Posted 30 декабря 2019, 14:22
Published 30 декабря 2019, 14:22
Modified 25 декабря 2022, 16:01
Updated 25 декабря 2022, 16:01
Владимир Вестерман
Зато о нем говорили, что если бы Даниил Иванович Хармс (по рождению Ювачёв) решил отпраздновать свое столетие, он бы его отпраздновал, сидя …на шкафу.
Почему на шкафу? Потому что не в кухне на табуретке и не в комнате на диване. Потому что верхом на гардеробе - парадоксальней. Оттуда видней, что вокруг происходит. Или происходило. Или собирается произойти. И в нынешнюю некруглую годовщину Хармсу было бы тоже видней.
Даниил Иванович, безусловно, бессмертен. Однако физически – так, чтобы шумный юбилей закатить, он давно уже отпраздновать ничего не может: умер молодым, в 36, в ледяной блокадной тюремной психиатрической больнице, в 42-м… Туда отправила его советская гэбуха, чтимая у нас кое-кем и до сих пор.
Ну так что ж… Зато мы возьмем и отпразднуем какой-нибудь некруглый его юбилей. И довольно-таки широко и в чем-то даже театрально. Мы – это все те, кто любит и чтит выдающегося отечественного поэта и писателя. Необычайно остроумного мастера слова, который однажды сказал: «Прав тот, кому Бог подарил жизнь как совершенный подарок».

ЗАДАНИЯ
1/ Выпишите из текста о Хармсе фрагмент между словами «Почему на шкафу?» и «бы тоже видней.» включительно.
2/ Проверьте по тексту о Хармсе три утверждения: (a) Хармс умер в возрасте 36 лет; (b) Хармс умер в 1937 году; (c) свое столетие Хармс отпраздновал бы, сидя на диване. Для каждого ответьте «да» или «нет» и приведите точные слова текста, на которых основан ответ.
Опирайтесь только на текст о Хармсе.

ДАННЫЕ
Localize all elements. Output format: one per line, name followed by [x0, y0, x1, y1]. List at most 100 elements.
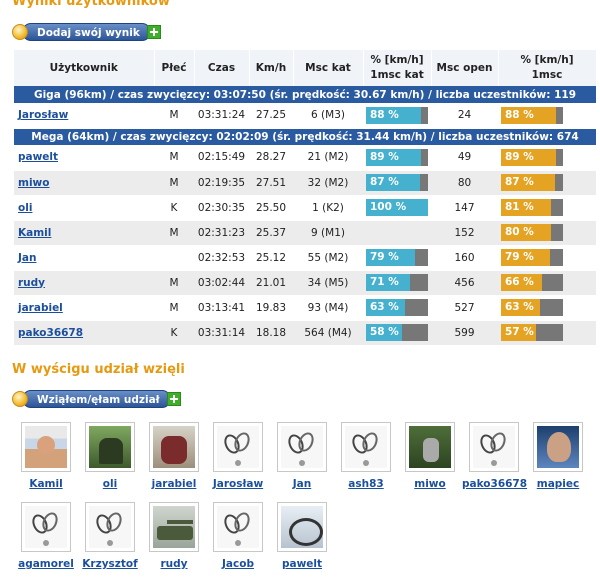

ОТВЕТЫ
1/
Почему на шкафу? Потому что не в кухне на табуретке и не в комнате на диване. Потому что верхом на гардеробе - парадоксальней. Оттуда видней, что вокруг происходит. Или происходило. Или собирается произойти. И в нынешнюю некруглую годовщину Хармсу было бы тоже видней.

2/
(a) Да: «умер молодым, в 36».
(b) Нет: «в 42-м».
(c) Нет: «он бы его отпраздновал, сидя …на шкафу».